• Records provided:
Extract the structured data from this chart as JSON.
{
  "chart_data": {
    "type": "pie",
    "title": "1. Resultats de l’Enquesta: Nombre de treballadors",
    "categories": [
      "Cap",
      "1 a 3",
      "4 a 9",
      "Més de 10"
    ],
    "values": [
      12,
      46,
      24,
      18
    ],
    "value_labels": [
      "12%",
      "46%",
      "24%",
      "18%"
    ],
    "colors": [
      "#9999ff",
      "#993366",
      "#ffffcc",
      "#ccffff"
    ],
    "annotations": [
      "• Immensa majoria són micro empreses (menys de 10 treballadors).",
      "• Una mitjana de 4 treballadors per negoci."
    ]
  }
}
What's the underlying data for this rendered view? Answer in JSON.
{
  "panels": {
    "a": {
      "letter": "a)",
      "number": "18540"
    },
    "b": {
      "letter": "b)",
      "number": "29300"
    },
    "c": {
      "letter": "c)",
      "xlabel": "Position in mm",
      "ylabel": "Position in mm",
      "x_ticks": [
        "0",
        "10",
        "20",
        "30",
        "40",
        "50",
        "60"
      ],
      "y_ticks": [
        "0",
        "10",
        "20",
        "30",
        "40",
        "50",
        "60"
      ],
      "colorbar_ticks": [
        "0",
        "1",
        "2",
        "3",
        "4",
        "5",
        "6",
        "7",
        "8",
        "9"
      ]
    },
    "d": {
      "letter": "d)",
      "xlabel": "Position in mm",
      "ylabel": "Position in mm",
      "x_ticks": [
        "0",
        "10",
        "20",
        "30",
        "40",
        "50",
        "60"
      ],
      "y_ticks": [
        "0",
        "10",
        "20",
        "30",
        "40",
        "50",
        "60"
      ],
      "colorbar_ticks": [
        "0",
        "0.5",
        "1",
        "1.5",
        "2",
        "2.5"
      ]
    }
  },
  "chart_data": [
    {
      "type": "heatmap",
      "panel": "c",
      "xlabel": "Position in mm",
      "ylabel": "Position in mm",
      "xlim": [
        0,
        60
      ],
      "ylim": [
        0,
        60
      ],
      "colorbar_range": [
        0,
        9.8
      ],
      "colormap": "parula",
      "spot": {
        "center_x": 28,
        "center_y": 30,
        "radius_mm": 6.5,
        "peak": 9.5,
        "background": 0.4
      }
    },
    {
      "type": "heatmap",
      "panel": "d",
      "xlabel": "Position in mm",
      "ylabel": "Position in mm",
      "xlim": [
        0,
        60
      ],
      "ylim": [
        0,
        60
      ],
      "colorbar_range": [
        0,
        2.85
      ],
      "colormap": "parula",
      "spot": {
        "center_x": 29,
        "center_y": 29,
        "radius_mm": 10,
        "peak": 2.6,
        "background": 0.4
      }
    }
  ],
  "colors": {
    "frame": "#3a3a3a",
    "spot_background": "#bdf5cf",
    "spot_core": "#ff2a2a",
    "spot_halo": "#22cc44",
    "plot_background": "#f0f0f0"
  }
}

• What you need to do:
Return the whole listing exactly.

• Exercise solution:
Extract the structured data from this chart as JSON.
{
  "chart_data": {
    "type": "pie",
    "title": "1. Resultats de l’Enquesta: Nombre de treballadors",
    "categories": [
      "Cap",
      "1 a 3",
      "4 a 9",
      "Més de 10"
    ],
    "values": [
      12,
      46,
      24,
      18
    ],
    "value_labels": [
      "12%",
      "46%",
      "24%",
      "18%"
    ],
    "colors": [
      "#9999ff",
      "#993366",
      "#ffffcc",
      "#ccffff"
    ],
    "annotations": [
      "• Immensa majoria són micro empreses (menys de 10 treballadors).",
      "• Una mitjana de 4 treballadors per negoci."
    ]
  }
}
What's the underlying data for this rendered view? Answer in JSON.
{
  "panels": {
    "a": {
      "letter": "a)",
      "number": "18540"
    },
    "b": {
      "letter": "b)",
      "number": "29300"
    },
    "c": {
      "letter": "c)",
      "xlabel": "Position in mm",
      "ylabel": "Position in mm",
      "x_ticks": [
        "0",
        "10",
        "20",
        "30",
        "40",
        "50",
        "60"
      ],
      "y_ticks": [
        "0",
        "10",
        "20",
        "30",
        "40",
        "50",
        "60"
      ],
      "colorbar_ticks": [
        "0",
        "1",
        "2",
        "3",
        "4",
        "5",
        "6",
        "7",
        "8",
        "9"
      ]
    },
    "d": {
      "letter": "d)",
      "xlabel": "Position in mm",
      "ylabel": "Position in mm",
      "x_ticks": [
        "0",
        "10",
        "20",
        "30",
        "40",
        "50",
        "60"
      ],
      "y_ticks": [
        "0",
        "10",
        "20",
        "30",
        "40",
        "50",
        "60"
      ],
      "colorbar_ticks": [
        "0",
        "0.5",
        "1",
        "1.5",
        "2",
        "2.5"
      ]
    }
  },
  "chart_data": [
    {
      "type": "heatmap",
      "panel": "c",
      "xlabel": "Position in mm",
      "ylabel": "Position in mm",
      "xlim": [
        0,
        60
      ],
      "ylim": [
        0,
        60
      ],
      "colorbar_range": [
        0,
        9.8
      ],
      "colormap": "parula",
      "spot": {
        "center_x": 28,
        "center_y": 30,
        "radius_mm": 6.5,
        "peak": 9.5,
        "background": 0.4
      }
    },
    {
      "type": "heatmap",
      "panel": "d",
      "xlabel": "Position in mm",
      "ylabel": "Position in mm",
      "xlim": [
        0,
        60
      ],
      "ylim": [
        0,
        60
      ],
      "colorbar_range": [
        0,
        2.85
      ],
      "colormap": "parula",
      "spot": {
        "center_x": 29,
        "center_y": 29,
        "radius_mm": 10,
        "peak": 2.6,
        "background": 0.4
      }
    }
  ],
  "colors": {
    "frame": "#3a3a3a",
    "spot_background": "#bdf5cf",
    "spot_core": "#ff2a2a",
    "spot_halo": "#22cc44",
    "plot_background": "#f0f0f0"
  }
}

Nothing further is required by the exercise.